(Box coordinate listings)
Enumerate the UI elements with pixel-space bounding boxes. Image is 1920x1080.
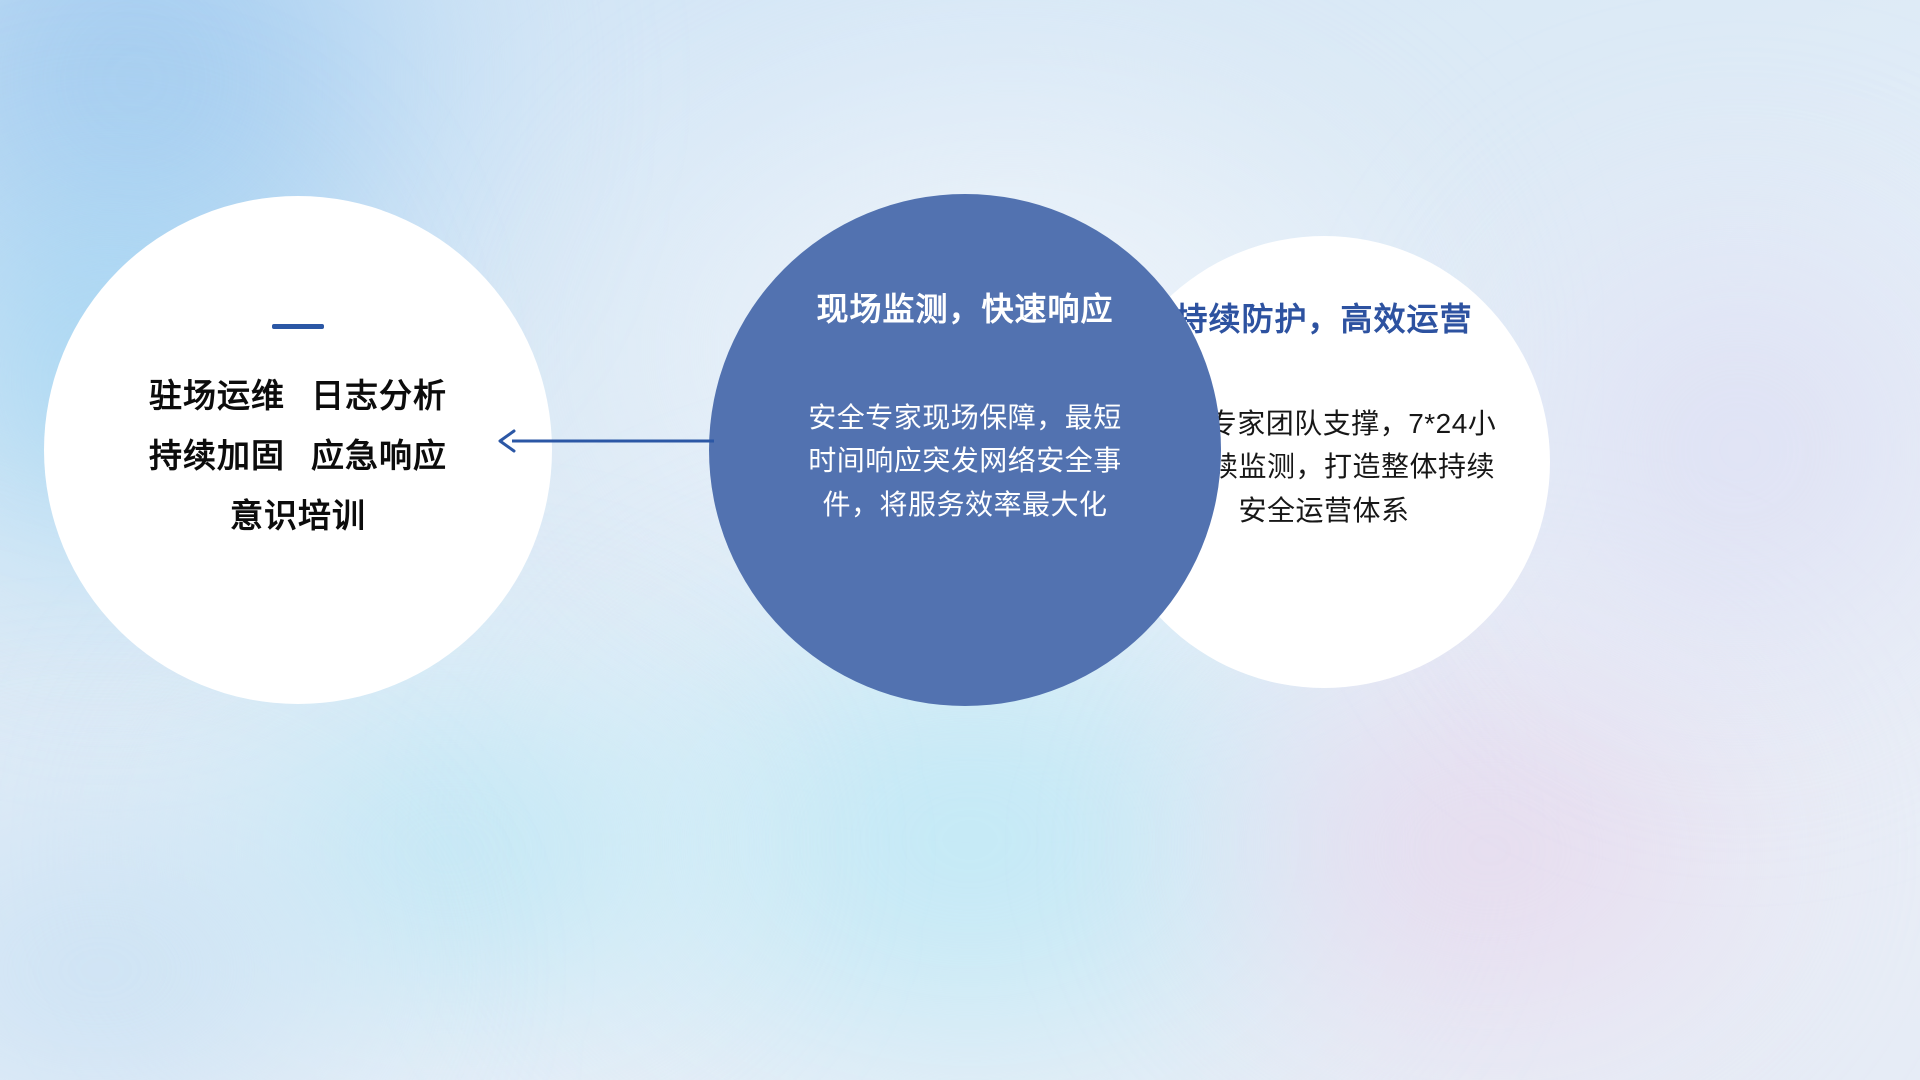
- capability-row-3: 意识培训: [230, 497, 366, 535]
- capability-item-3a: 意识培训: [230, 497, 366, 534]
- divider-rule: [272, 324, 324, 329]
- capability-row-1: 驻场运维日志分析: [149, 377, 447, 415]
- right-circle-title: 持续防护，高效运营: [1175, 294, 1472, 340]
- slide-canvas: 驻场运维日志分析 持续加固应急响应 意识培训 持续防护，高效运营 远程专家团队支…: [0, 0, 1920, 1080]
- capability-row-2: 持续加固应急响应: [149, 437, 447, 475]
- mid-circle-body: 安全专家现场保障，最短时间响应突发网络安全事件，将服务效率最大化: [800, 396, 1130, 526]
- capability-item-1b: 日志分析: [311, 377, 447, 414]
- mid-circle-title: 现场监测，快速响应: [816, 284, 1113, 330]
- left-arrow-icon: [494, 424, 714, 458]
- left-capability-circle: 驻场运维日志分析 持续加固应急响应 意识培训: [44, 196, 552, 704]
- capability-item-2b: 应急响应: [311, 437, 447, 474]
- capability-item-1a: 驻场运维: [149, 377, 285, 414]
- capability-list: 驻场运维日志分析 持续加固应急响应 意识培训: [149, 377, 447, 535]
- capability-item-2a: 持续加固: [149, 437, 285, 474]
- mid-service-circle: 现场监测，快速响应 安全专家现场保障，最短时间响应突发网络安全事件，将服务效率最…: [709, 194, 1221, 706]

» **WHAT TO DO**:
Copy out the lines of the entries verbatim, from the line containing "- capability-row-3: 意识培训: [230, 497, 366, 535]" through the end of the entries.

» **TASK RESULT**:
- capability-row-3: 意识培训: [230, 497, 366, 535]
- capability-item-3a: 意识培训: [230, 497, 366, 534]
- divider-rule: [272, 324, 324, 329]
- capability-row-1: 驻场运维日志分析: [149, 377, 447, 415]
- right-circle-title: 持续防护，高效运营: [1175, 294, 1472, 340]
- slide-canvas: 驻场运维日志分析 持续加固应急响应 意识培训 持续防护，高效运营 远程专家团队支…: [0, 0, 1920, 1080]
- capability-row-2: 持续加固应急响应: [149, 437, 447, 475]
- mid-circle-body: 安全专家现场保障，最短时间响应突发网络安全事件，将服务效率最大化: [800, 396, 1130, 526]
- capability-item-1b: 日志分析: [311, 377, 447, 414]
- mid-circle-title: 现场监测，快速响应: [816, 284, 1113, 330]
- left-arrow-icon: [494, 424, 714, 458]
- left-capability-circle: 驻场运维日志分析 持续加固应急响应 意识培训: [44, 196, 552, 704]
- capability-item-2b: 应急响应: [311, 437, 447, 474]
- capability-item-1a: 驻场运维: [149, 377, 285, 414]
- capability-list: 驻场运维日志分析 持续加固应急响应 意识培训: [149, 377, 447, 535]
- capability-item-2a: 持续加固: [149, 437, 285, 474]
- mid-service-circle: 现场监测，快速响应 安全专家现场保障，最短时间响应突发网络安全事件，将服务效率最…: [709, 194, 1221, 706]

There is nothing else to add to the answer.